[Entries from a dataset]
§
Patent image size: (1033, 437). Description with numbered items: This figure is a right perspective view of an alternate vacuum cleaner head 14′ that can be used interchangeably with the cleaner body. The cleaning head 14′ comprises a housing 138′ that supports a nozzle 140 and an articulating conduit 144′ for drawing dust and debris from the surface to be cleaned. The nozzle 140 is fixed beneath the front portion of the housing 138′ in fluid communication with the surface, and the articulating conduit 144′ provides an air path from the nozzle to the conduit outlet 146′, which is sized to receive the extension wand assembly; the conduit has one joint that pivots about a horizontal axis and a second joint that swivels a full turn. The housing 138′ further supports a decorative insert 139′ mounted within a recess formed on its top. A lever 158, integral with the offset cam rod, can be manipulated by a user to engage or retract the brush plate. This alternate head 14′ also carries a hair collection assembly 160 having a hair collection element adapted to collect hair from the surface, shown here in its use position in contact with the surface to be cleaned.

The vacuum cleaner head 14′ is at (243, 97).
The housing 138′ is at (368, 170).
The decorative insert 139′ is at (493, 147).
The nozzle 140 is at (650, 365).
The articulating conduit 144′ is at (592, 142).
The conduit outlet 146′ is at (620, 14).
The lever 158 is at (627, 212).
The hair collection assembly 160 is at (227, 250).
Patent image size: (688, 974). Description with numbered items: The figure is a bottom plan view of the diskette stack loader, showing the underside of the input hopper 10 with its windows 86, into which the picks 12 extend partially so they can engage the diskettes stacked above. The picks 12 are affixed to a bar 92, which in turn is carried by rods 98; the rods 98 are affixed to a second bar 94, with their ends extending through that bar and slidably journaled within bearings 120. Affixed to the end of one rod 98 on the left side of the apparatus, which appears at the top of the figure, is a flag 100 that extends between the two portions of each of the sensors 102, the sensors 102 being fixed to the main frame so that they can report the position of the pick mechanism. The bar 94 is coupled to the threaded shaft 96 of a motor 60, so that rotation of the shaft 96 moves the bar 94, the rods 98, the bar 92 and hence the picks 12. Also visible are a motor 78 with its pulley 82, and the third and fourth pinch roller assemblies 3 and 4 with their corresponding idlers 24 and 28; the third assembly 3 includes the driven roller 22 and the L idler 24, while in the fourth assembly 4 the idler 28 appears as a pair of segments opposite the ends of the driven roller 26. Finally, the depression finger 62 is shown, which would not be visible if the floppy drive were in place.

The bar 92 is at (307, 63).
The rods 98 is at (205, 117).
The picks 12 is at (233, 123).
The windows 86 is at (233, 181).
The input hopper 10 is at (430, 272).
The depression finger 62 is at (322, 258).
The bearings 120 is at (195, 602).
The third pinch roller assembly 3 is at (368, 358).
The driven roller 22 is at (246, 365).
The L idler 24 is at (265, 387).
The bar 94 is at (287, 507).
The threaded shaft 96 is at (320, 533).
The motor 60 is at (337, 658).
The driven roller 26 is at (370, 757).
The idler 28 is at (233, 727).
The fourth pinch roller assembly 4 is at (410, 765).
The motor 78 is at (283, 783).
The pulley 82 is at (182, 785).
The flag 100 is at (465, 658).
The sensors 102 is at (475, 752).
§
Copy every line of the listing above word for word, in the original order.

Patent image size: (1033, 437). Description with numbered items: This figure is a right perspective view of an alternate vacuum cleaner head 14′ that can be used interchangeably with the cleaner body. The cleaning head 14′ comprises a housing 138′ that supports a nozzle 140 and an articulating conduit 144′ for drawing dust and debris from the surface to be cleaned. The nozzle 140 is fixed beneath the front portion of the housing 138′ in fluid communication with the surface, and the articulating conduit 144′ provides an air path from the nozzle to the conduit outlet 146′, which is sized to receive the extension wand assembly; the conduit has one joint that pivots about a horizontal axis and a second joint that swivels a full turn. The housing 138′ further supports a decorative insert 139′ mounted within a recess formed on its top. A lever 158, integral with the offset cam rod, can be manipulated by a user to engage or retract the brush plate. This alternate head 14′ also carries a hair collection assembly 160 having a hair collection element adapted to collect hair from the surface, shown here in its use position in contact with the surface to be cleaned.

The vacuum cleaner head 14′ is at (243, 97).
The housing 138′ is at (368, 170).
The decorative insert 139′ is at (493, 147).
The nozzle 140 is at (650, 365).
The articulating conduit 144′ is at (592, 142).
The conduit outlet 146′ is at (620, 14).
The lever 158 is at (627, 212).
The hair collection assembly 160 is at (227, 250).
Patent image size: (688, 974). Description with numbered items: The figure is a bottom plan view of the diskette stack loader, showing the underside of the input hopper 10 with its windows 86, into which the picks 12 extend partially so they can engage the diskettes stacked above. The picks 12 are affixed to a bar 92, which in turn is carried by rods 98; the rods 98 are affixed to a second bar 94, with their ends extending through that bar and slidably journaled within bearings 120. Affixed to the end of one rod 98 on the left side of the apparatus, which appears at the top of the figure, is a flag 100 that extends between the two portions of each of the sensors 102, the sensors 102 being fixed to the main frame so that they can report the position of the pick mechanism. The bar 94 is coupled to the threaded shaft 96 of a motor 60, so that rotation of the shaft 96 moves the bar 94, the rods 98, the bar 92 and hence the picks 12. Also visible are a motor 78 with its pulley 82, and the third and fourth pinch roller assemblies 3 and 4 with their corresponding idlers 24 and 28; the third assembly 3 includes the driven roller 22 and the L idler 24, while in the fourth assembly 4 the idler 28 appears as a pair of segments opposite the ends of the driven roller 26. Finally, the depression finger 62 is shown, which would not be visible if the floppy drive were in place.

The bar 92 is at (307, 63).
The rods 98 is at (205, 117).
The picks 12 is at (233, 123).
The windows 86 is at (233, 181).
The input hopper 10 is at (430, 272).
The depression finger 62 is at (322, 258).
The bearings 120 is at (195, 602).
The third pinch roller assembly 3 is at (368, 358).
The driven roller 22 is at (246, 365).
The L idler 24 is at (265, 387).
The bar 94 is at (287, 507).
The threaded shaft 96 is at (320, 533).
The motor 60 is at (337, 658).
The driven roller 26 is at (370, 757).
The idler 28 is at (233, 727).
The fourth pinch roller assembly 4 is at (410, 765).
The motor 78 is at (283, 783).
The pulley 82 is at (182, 785).
The flag 100 is at (465, 658).
The sensors 102 is at (475, 752).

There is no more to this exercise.